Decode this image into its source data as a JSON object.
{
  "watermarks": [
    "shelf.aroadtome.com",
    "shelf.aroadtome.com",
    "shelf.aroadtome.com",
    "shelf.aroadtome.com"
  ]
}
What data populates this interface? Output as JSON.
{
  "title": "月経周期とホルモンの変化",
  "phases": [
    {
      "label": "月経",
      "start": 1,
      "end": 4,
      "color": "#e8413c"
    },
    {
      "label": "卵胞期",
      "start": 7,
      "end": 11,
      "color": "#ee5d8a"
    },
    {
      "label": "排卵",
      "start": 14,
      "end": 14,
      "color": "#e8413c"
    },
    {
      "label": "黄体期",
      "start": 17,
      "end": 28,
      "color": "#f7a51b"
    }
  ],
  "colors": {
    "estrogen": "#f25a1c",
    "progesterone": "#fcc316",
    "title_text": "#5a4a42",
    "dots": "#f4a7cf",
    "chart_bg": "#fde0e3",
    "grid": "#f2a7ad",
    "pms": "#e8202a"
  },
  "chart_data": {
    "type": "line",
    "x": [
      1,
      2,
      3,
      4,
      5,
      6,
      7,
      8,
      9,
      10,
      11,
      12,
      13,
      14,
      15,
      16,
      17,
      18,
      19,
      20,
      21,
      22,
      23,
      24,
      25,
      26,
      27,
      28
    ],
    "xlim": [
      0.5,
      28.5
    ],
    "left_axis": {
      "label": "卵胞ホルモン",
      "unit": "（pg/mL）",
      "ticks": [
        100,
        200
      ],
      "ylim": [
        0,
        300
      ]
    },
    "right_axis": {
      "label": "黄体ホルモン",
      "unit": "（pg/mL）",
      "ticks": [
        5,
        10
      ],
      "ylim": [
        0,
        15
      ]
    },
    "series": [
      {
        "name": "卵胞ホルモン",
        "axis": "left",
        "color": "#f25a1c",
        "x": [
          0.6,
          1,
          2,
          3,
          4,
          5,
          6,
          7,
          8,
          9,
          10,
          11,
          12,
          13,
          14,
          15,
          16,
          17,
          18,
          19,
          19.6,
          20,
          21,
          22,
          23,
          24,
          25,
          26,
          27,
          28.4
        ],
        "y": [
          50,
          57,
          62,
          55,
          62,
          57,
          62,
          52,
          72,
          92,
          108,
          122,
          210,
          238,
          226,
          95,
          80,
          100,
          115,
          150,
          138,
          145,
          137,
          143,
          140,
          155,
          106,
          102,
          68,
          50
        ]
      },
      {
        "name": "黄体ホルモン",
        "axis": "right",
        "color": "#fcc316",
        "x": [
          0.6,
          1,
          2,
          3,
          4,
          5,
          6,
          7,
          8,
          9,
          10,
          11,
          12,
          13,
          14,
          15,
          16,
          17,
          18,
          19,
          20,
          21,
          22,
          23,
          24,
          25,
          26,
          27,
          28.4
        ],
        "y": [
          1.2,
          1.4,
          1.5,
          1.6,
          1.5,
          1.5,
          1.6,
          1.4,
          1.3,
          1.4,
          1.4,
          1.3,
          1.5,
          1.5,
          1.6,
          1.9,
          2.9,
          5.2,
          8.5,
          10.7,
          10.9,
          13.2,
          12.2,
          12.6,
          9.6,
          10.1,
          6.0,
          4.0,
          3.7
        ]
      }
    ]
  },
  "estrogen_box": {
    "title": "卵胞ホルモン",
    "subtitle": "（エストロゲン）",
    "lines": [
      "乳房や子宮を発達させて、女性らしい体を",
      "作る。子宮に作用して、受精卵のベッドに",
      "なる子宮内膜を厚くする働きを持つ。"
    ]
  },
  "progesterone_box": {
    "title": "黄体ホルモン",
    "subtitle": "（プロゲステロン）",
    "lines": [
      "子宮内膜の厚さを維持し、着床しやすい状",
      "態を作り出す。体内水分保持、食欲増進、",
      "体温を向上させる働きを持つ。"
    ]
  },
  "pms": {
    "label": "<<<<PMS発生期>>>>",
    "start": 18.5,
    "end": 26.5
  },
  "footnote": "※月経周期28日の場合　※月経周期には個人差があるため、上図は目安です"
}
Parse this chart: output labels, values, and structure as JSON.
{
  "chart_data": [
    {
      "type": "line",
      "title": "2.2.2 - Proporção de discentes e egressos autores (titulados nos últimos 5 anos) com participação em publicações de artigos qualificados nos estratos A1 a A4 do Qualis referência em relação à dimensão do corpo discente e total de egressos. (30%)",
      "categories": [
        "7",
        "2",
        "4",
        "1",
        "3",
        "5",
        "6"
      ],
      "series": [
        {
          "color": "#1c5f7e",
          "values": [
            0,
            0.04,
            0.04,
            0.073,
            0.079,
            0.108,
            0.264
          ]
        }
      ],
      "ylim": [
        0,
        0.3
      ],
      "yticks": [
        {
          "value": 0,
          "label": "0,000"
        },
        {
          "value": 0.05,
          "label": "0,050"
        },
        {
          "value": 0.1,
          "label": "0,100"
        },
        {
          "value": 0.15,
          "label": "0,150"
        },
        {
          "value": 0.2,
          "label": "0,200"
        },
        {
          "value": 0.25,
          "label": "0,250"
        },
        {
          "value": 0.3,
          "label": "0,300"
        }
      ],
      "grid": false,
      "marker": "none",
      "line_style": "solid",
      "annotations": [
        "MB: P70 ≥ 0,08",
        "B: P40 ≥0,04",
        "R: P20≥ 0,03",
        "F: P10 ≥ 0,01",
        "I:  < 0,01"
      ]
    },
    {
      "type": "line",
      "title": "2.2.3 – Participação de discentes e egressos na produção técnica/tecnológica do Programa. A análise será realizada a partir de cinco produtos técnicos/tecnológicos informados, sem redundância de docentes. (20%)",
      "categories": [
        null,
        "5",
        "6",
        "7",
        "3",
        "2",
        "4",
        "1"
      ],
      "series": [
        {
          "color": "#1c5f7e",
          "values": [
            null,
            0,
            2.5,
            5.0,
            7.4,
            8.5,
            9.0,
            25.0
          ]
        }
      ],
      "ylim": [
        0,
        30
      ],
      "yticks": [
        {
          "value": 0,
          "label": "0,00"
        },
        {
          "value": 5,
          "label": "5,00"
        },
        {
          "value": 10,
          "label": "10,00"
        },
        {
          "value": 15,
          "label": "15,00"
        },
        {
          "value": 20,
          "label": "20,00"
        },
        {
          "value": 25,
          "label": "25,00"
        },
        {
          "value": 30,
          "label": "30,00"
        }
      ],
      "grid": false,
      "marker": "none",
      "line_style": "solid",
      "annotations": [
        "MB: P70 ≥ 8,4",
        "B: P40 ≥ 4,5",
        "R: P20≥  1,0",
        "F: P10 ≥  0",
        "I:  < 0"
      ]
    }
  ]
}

WORK TO DO:
Set every line of the listing down word for word.

FINISHED ANSWER:
Decode this image into its source data as a JSON object.
{
  "watermarks": [
    "shelf.aroadtome.com",
    "shelf.aroadtome.com",
    "shelf.aroadtome.com",
    "shelf.aroadtome.com"
  ]
}
What data populates this interface? Output as JSON.
{
  "title": "月経周期とホルモンの変化",
  "phases": [
    {
      "label": "月経",
      "start": 1,
      "end": 4,
      "color": "#e8413c"
    },
    {
      "label": "卵胞期",
      "start": 7,
      "end": 11,
      "color": "#ee5d8a"
    },
    {
      "label": "排卵",
      "start": 14,
      "end": 14,
      "color": "#e8413c"
    },
    {
      "label": "黄体期",
      "start": 17,
      "end": 28,
      "color": "#f7a51b"
    }
  ],
  "colors": {
    "estrogen": "#f25a1c",
    "progesterone": "#fcc316",
    "title_text": "#5a4a42",
    "dots": "#f4a7cf",
    "chart_bg": "#fde0e3",
    "grid": "#f2a7ad",
    "pms": "#e8202a"
  },
  "chart_data": {
    "type": "line",
    "x": [
      1,
      2,
      3,
      4,
      5,
      6,
      7,
      8,
      9,
      10,
      11,
      12,
      13,
      14,
      15,
      16,
      17,
      18,
      19,
      20,
      21,
      22,
      23,
      24,
      25,
      26,
      27,
      28
    ],
    "xlim": [
      0.5,
      28.5
    ],
    "left_axis": {
      "label": "卵胞ホルモン",
      "unit": "（pg/mL）",
      "ticks": [
        100,
        200
      ],
      "ylim": [
        0,
        300
      ]
    },
    "right_axis": {
      "label": "黄体ホルモン",
      "unit": "（pg/mL）",
      "ticks": [
        5,
        10
      ],
      "ylim": [
        0,
        15
      ]
    },
    "series": [
      {
        "name": "卵胞ホルモン",
        "axis": "left",
        "color": "#f25a1c",
        "x": [
          0.6,
          1,
          2,
          3,
          4,
          5,
          6,
          7,
          8,
          9,
          10,
          11,
          12,
          13,
          14,
          15,
          16,
          17,
          18,
          19,
          19.6,
          20,
          21,
          22,
          23,
          24,
          25,
          26,
          27,
          28.4
        ],
        "y": [
          50,
          57,
          62,
          55,
          62,
          57,
          62,
          52,
          72,
          92,
          108,
          122,
          210,
          238,
          226,
          95,
          80,
          100,
          115,
          150,
          138,
          145,
          137,
          143,
          140,
          155,
          106,
          102,
          68,
          50
        ]
      },
      {
        "name": "黄体ホルモン",
        "axis": "right",
        "color": "#fcc316",
        "x": [
          0.6,
          1,
          2,
          3,
          4,
          5,
          6,
          7,
          8,
          9,
          10,
          11,
          12,
          13,
          14,
          15,
          16,
          17,
          18,
          19,
          20,
          21,
          22,
          23,
          24,
          25,
          26,
          27,
          28.4
        ],
        "y": [
          1.2,
          1.4,
          1.5,
          1.6,
          1.5,
          1.5,
          1.6,
          1.4,
          1.3,
          1.4,
          1.4,
          1.3,
          1.5,
          1.5,
          1.6,
          1.9,
          2.9,
          5.2,
          8.5,
          10.7,
          10.9,
          13.2,
          12.2,
          12.6,
          9.6,
          10.1,
          6.0,
          4.0,
          3.7
        ]
      }
    ]
  },
  "estrogen_box": {
    "title": "卵胞ホルモン",
    "subtitle": "（エストロゲン）",
    "lines": [
      "乳房や子宮を発達させて、女性らしい体を",
      "作る。子宮に作用して、受精卵のベッドに",
      "なる子宮内膜を厚くする働きを持つ。"
    ]
  },
  "progesterone_box": {
    "title": "黄体ホルモン",
    "subtitle": "（プロゲステロン）",
    "lines": [
      "子宮内膜の厚さを維持し、着床しやすい状",
      "態を作り出す。体内水分保持、食欲増進、",
      "体温を向上させる働きを持つ。"
    ]
  },
  "pms": {
    "label": "<<<<PMS発生期>>>>",
    "start": 18.5,
    "end": 26.5
  },
  "footnote": "※月経周期28日の場合　※月経周期には個人差があるため、上図は目安です"
}
Parse this chart: output labels, values, and structure as JSON.
{
  "chart_data": [
    {
      "type": "line",
      "title": "2.2.2 - Proporção de discentes e egressos autores (titulados nos últimos 5 anos) com participação em publicações de artigos qualificados nos estratos A1 a A4 do Qualis referência em relação à dimensão do corpo discente e total de egressos. (30%)",
      "categories": [
        "7",
        "2",
        "4",
        "1",
        "3",
        "5",
        "6"
      ],
      "series": [
        {
          "color": "#1c5f7e",
          "values": [
            0,
            0.04,
            0.04,
            0.073,
            0.079,
            0.108,
            0.264
          ]
        }
      ],
      "ylim": [
        0,
        0.3
      ],
      "yticks": [
        {
          "value": 0,
          "label": "0,000"
        },
        {
          "value": 0.05,
          "label": "0,050"
        },
        {
          "value": 0.1,
          "label": "0,100"
        },
        {
          "value": 0.15,
          "label": "0,150"
        },
        {
          "value": 0.2,
          "label": "0,200"
        },
        {
          "value": 0.25,
          "label": "0,250"
        },
        {
          "value": 0.3,
          "label": "0,300"
        }
      ],
      "grid": false,
      "marker": "none",
      "line_style": "solid",
      "annotations": [
        "MB: P70 ≥ 0,08",
        "B: P40 ≥0,04",
        "R: P20≥ 0,03",
        "F: P10 ≥ 0,01",
        "I:  < 0,01"
      ]
    },
    {
      "type": "line",
      "title": "2.2.3 – Participação de discentes e egressos na produção técnica/tecnológica do Programa. A análise será realizada a partir de cinco produtos técnicos/tecnológicos informados, sem redundância de docentes. (20%)",
      "categories": [
        null,
        "5",
        "6",
        "7",
        "3",
        "2",
        "4",
        "1"
      ],
      "series": [
        {
          "color": "#1c5f7e",
          "values": [
            null,
            0,
            2.5,
            5.0,
            7.4,
            8.5,
            9.0,
            25.0
          ]
        }
      ],
      "ylim": [
        0,
        30
      ],
      "yticks": [
        {
          "value": 0,
          "label": "0,00"
        },
        {
          "value": 5,
          "label": "5,00"
        },
        {
          "value": 10,
          "label": "10,00"
        },
        {
          "value": 15,
          "label": "15,00"
        },
        {
          "value": 20,
          "label": "20,00"
        },
        {
          "value": 25,
          "label": "25,00"
        },
        {
          "value": 30,
          "label": "30,00"
        }
      ],
      "grid": false,
      "marker": "none",
      "line_style": "solid",
      "annotations": [
        "MB: P70 ≥ 8,4",
        "B: P40 ≥ 4,5",
        "R: P20≥  1,0",
        "F: P10 ≥  0",
        "I:  < 0"
      ]
    }
  ]
}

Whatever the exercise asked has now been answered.